--- begin Exercise material ---

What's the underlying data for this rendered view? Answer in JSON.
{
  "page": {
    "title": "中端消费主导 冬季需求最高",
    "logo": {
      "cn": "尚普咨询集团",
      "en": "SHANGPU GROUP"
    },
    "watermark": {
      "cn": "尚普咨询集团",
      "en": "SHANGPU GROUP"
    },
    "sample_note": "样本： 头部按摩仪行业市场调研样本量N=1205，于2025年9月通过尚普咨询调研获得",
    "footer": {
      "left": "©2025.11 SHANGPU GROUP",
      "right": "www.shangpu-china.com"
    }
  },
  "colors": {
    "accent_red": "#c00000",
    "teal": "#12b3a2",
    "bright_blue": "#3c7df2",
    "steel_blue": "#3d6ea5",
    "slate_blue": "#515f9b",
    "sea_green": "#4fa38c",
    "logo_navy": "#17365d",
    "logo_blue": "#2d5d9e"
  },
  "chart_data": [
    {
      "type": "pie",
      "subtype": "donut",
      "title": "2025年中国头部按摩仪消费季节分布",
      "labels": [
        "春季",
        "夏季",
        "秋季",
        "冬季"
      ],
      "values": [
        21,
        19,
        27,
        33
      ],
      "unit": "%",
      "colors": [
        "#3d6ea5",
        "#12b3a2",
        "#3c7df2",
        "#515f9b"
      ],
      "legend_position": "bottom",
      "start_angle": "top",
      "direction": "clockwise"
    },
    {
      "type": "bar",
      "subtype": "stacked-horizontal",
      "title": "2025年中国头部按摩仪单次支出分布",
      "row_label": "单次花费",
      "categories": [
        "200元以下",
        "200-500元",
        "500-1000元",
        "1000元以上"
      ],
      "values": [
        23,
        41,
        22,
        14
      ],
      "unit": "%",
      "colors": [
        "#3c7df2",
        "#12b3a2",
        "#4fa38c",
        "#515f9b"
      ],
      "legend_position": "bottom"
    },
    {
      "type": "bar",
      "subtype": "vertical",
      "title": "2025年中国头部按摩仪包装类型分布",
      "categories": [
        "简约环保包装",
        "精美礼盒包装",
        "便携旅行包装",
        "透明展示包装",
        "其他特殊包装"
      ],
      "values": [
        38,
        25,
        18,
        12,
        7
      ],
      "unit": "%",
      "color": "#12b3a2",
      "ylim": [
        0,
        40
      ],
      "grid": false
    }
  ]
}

--- end Exercise material ---

* Work required *
All of the entries should be written out again exactly.

* Response to this exercise *
What's the underlying data for this rendered view? Answer in JSON.
{
  "page": {
    "title": "中端消费主导 冬季需求最高",
    "logo": {
      "cn": "尚普咨询集团",
      "en": "SHANGPU GROUP"
    },
    "watermark": {
      "cn": "尚普咨询集团",
      "en": "SHANGPU GROUP"
    },
    "sample_note": "样本： 头部按摩仪行业市场调研样本量N=1205，于2025年9月通过尚普咨询调研获得",
    "footer": {
      "left": "©2025.11 SHANGPU GROUP",
      "right": "www.shangpu-china.com"
    }
  },
  "colors": {
    "accent_red": "#c00000",
    "teal": "#12b3a2",
    "bright_blue": "#3c7df2",
    "steel_blue": "#3d6ea5",
    "slate_blue": "#515f9b",
    "sea_green": "#4fa38c",
    "logo_navy": "#17365d",
    "logo_blue": "#2d5d9e"
  },
  "chart_data": [
    {
      "type": "pie",
      "subtype": "donut",
      "title": "2025年中国头部按摩仪消费季节分布",
      "labels": [
        "春季",
        "夏季",
        "秋季",
        "冬季"
      ],
      "values": [
        21,
        19,
        27,
        33
      ],
      "unit": "%",
      "colors": [
        "#3d6ea5",
        "#12b3a2",
        "#3c7df2",
        "#515f9b"
      ],
      "legend_position": "bottom",
      "start_angle": "top",
      "direction": "clockwise"
    },
    {
      "type": "bar",
      "subtype": "stacked-horizontal",
      "title": "2025年中国头部按摩仪单次支出分布",
      "row_label": "单次花费",
      "categories": [
        "200元以下",
        "200-500元",
        "500-1000元",
        "1000元以上"
      ],
      "values": [
        23,
        41,
        22,
        14
      ],
      "unit": "%",
      "colors": [
        "#3c7df2",
        "#12b3a2",
        "#4fa38c",
        "#515f9b"
      ],
      "legend_position": "bottom"
    },
    {
      "type": "bar",
      "subtype": "vertical",
      "title": "2025年中国头部按摩仪包装类型分布",
      "categories": [
        "简约环保包装",
        "精美礼盒包装",
        "便携旅行包装",
        "透明展示包装",
        "其他特殊包装"
      ],
      "values": [
        38,
        25,
        18,
        12,
        7
      ],
      "unit": "%",
      "color": "#12b3a2",
      "ylim": [
        0,
        40
      ],
      "grid": false
    }
  ]
}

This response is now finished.